### Texto de referência

No meio das discussões sobre reality shows, séries, política, beleza, consumo, paira uma estranha certeza geralmente articulada da seguinte forma: “precisa resolver na terapia”. Como será que funciona esse incrível martelinho de ouro psíquico que supostamente tudo pode consertar?

Terapia para lidar com sofrimentos psíquicos acompanhados ou não de sintomas físicos mais importantes, terapia para lidar com os relacionamentos, terapia para se dar melhor com os filhos, terapia para lidar com as exigências do trabalho, com o sofrimento e todos os males do mundo etc. Lidar como, será? Podemos trocar lidar por curar, arrumar, adaptar, qual é o lance em cada caso?

Em primeiro lugar, é preciso pensar que há um balaio de gato nisso que se chama terapia. Um psicólogo comportamental não está na mesma página de um psicólogo social, de um psicanalista ou de um arteterapeuta. Isso sem considerar a seara das terapias alternativas e as novas modinhas que aparecem a cada mês. Estamos tratando com conceitos, teorias e clínicas diferentes, ao menos se levamos a coisa pelo menos um pouco a sério.

E se você quer levar suas questões pessoais para alguém, tem direito de saber do que se trata nesse encontro. Não precisa e nem deve simplesmente obedecer uma demanda de mercado. Aliás, que saúde mental se organize como demanda de mercado é bem a cara da nossa situação social, ou seja, da ordem do desesperador.

######
### Dados

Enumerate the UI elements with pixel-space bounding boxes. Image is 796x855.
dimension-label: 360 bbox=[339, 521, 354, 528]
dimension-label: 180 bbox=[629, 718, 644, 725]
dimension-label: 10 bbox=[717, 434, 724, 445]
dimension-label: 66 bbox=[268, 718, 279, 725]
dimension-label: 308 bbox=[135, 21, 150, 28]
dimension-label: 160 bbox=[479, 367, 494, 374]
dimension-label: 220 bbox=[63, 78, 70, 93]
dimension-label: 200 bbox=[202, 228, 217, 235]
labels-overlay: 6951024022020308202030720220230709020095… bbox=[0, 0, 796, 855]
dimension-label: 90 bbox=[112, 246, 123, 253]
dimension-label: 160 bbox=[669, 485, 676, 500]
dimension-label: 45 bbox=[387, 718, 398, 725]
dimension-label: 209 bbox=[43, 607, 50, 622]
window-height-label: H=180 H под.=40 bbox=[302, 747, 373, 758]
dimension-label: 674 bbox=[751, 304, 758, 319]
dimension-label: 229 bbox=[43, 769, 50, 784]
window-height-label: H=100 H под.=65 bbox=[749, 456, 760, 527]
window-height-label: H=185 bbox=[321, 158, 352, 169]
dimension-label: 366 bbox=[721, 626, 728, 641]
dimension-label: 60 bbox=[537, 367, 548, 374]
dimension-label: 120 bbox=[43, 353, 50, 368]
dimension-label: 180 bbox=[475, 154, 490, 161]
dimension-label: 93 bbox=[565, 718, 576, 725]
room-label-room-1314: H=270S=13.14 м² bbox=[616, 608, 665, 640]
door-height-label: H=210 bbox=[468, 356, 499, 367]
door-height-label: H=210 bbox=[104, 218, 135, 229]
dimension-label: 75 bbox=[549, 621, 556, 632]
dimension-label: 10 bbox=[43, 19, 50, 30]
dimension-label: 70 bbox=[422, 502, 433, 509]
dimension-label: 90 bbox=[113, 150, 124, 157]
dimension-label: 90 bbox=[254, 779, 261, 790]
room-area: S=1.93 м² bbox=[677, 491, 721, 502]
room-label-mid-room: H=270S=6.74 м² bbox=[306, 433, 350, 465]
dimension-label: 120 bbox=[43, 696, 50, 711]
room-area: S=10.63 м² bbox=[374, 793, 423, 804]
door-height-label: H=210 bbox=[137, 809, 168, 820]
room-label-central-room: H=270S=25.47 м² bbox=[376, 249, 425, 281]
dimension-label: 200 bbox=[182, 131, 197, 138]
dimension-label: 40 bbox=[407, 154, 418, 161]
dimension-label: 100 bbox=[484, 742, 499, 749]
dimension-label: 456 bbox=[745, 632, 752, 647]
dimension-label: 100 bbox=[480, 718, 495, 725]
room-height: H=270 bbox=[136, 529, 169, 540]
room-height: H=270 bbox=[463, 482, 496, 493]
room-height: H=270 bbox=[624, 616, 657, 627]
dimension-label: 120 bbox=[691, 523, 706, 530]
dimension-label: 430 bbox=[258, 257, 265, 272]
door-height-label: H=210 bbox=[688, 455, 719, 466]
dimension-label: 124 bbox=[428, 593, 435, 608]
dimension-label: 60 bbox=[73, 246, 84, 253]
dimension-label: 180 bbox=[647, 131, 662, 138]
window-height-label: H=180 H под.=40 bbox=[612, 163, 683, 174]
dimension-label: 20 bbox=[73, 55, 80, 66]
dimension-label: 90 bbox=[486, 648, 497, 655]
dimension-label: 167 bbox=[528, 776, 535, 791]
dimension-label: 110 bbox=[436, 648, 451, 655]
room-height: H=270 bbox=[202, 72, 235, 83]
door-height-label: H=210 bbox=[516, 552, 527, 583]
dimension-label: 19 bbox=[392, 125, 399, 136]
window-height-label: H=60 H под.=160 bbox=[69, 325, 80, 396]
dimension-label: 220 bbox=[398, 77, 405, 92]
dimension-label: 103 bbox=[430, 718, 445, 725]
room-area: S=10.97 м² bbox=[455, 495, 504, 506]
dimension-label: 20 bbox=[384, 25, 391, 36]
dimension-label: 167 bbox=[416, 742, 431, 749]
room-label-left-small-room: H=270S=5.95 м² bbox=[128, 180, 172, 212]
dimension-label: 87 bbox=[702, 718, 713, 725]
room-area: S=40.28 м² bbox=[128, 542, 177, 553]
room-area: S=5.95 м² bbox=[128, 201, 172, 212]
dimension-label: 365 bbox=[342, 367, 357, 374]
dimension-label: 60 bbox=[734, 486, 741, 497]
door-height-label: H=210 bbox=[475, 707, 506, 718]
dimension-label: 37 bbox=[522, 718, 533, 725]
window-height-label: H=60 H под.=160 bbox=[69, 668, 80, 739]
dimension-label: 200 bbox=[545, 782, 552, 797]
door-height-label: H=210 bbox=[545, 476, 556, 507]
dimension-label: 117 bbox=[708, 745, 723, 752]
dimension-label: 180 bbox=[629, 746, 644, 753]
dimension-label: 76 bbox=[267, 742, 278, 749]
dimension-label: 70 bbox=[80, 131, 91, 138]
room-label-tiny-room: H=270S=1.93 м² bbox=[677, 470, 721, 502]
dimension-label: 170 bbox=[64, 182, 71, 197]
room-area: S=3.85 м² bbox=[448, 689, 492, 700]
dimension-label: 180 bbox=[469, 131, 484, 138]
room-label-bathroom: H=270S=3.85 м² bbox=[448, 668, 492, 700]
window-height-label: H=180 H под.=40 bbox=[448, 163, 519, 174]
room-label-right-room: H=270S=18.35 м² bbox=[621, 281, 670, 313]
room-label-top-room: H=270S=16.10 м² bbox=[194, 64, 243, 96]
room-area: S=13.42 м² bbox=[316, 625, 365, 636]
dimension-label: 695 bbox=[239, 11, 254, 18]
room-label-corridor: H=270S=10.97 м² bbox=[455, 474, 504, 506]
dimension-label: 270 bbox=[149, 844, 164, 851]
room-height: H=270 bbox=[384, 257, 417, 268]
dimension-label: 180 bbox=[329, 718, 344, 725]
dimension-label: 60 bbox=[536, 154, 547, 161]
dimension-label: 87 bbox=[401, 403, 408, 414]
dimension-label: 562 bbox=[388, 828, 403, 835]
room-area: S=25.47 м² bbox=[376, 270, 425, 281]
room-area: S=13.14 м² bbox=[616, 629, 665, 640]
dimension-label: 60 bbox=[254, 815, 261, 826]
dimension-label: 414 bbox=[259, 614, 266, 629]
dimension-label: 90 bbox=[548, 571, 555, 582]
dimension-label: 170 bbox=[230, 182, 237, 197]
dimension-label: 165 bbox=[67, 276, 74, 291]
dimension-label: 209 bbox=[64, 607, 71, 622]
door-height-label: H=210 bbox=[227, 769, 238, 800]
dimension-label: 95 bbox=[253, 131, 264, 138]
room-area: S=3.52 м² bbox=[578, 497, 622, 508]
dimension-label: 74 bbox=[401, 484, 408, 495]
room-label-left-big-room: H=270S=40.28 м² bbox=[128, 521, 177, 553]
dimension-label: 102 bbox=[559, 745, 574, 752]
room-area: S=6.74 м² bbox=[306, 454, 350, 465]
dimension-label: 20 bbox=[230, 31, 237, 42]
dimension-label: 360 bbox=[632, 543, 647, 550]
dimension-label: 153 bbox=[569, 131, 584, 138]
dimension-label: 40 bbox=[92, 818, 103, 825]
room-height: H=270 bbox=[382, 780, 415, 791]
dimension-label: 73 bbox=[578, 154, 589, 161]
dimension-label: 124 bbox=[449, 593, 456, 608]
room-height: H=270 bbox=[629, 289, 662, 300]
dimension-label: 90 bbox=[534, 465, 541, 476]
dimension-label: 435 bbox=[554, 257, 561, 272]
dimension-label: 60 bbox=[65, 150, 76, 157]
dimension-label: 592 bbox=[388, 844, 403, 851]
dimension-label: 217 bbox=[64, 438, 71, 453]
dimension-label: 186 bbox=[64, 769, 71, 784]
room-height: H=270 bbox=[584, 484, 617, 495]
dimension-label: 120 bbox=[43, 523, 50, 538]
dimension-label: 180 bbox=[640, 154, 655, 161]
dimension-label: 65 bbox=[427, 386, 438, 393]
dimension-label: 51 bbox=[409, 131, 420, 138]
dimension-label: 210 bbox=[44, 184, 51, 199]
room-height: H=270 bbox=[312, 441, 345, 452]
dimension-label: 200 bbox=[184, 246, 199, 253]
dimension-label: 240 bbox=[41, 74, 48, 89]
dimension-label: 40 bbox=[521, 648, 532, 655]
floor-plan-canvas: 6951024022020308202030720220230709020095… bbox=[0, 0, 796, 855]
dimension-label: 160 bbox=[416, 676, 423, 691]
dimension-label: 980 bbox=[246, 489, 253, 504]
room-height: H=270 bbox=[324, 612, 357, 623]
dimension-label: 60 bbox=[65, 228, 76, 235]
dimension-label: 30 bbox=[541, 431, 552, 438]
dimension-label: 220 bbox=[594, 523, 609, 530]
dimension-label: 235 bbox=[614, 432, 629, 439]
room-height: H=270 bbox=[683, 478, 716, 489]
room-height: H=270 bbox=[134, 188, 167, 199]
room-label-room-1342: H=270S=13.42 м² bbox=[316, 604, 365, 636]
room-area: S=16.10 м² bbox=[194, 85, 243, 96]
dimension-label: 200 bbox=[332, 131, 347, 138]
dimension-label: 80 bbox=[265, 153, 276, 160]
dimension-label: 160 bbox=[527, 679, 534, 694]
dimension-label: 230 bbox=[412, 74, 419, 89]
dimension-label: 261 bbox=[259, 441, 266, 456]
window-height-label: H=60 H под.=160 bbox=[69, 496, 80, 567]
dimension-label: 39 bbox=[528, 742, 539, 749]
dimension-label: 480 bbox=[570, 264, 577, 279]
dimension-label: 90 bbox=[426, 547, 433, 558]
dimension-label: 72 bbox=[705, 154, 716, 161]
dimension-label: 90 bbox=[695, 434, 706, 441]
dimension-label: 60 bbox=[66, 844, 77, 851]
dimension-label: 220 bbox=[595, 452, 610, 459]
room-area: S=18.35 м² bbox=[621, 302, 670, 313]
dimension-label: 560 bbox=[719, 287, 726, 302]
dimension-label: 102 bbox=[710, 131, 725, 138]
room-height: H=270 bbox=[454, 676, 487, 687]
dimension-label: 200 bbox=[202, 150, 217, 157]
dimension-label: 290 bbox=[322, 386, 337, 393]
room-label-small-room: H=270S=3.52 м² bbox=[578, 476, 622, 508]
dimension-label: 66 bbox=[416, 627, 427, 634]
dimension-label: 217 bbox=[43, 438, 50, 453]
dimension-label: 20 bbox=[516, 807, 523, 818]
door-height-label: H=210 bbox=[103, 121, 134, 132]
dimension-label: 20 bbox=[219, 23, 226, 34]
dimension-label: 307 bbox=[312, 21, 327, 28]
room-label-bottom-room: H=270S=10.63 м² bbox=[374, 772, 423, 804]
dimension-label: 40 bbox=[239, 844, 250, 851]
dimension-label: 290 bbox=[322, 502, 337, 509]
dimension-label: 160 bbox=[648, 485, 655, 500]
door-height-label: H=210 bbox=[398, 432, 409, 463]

######

# [Tarefas a cumprir]
(a) Diga se cada afirmação abaixo está de acordo com o texto sobre terapia, respondendo sim ou não e citando literalmente as palavras do texto que decidem a resposta. (i) Um psicólogo comportamental e um psicanalista atuam na mesma linha. (ii) Quem leva suas questões pessoais a alguém tem direito de saber do que se trata o encontro. (iii) O texto vê com bons olhos que a saúde mental se organize como demanda de mercado.
(b) Prolongue o texto sobre terapia a partir do ponto em que ele termina.
Os dados não têm relação com o texto sobre terapia.

# [Respostas por tarefa]
(a)
(i) Não: "Um psicólogo comportamental não está na mesma página de um psicólogo social, de um psicanalista ou de um arteterapeuta."
(ii) Sim: "tem direito de saber do que se trata nesse encontro."
(iii) Não: "é bem a cara da nossa situação social, ou seja, da ordem do desesperador."

(b)
Uma análise da circulação midiática desse assunto mostra que é assim que ele tem sido tratado, apesar dos bonitos e nada vãos esforços de muitos profissionais. Não se trata aqui de dizer que não se deve falar de saúde mental no Youtube ou onde quer que seja, evidentemente. Aliás, há excelentes conteúdos para serem vistos, ouvidos. E muita bobagem marqueteira também, muito influencer da área flertando com o posto de guru. Só que é preciso levantar um ponto mais grave: a terapia entendida como ponto de encaixe, como etapismo (agora que fiz/faço terapia posso ter uma relação saudável etc) e, em grande escala, como uma espécie de atestado, de carimbo de virtude.

Nesse sentido vale pensar na expressão corrente “a terapia tá paga” e suas variações, usada inclusive por profissionais. Paga no sentido de cumprir um roteiro, jargão emprestado das academias de ginástica, dos treinos, mas que não deixa de conversar com algo de uma troca que remete a dinheiro.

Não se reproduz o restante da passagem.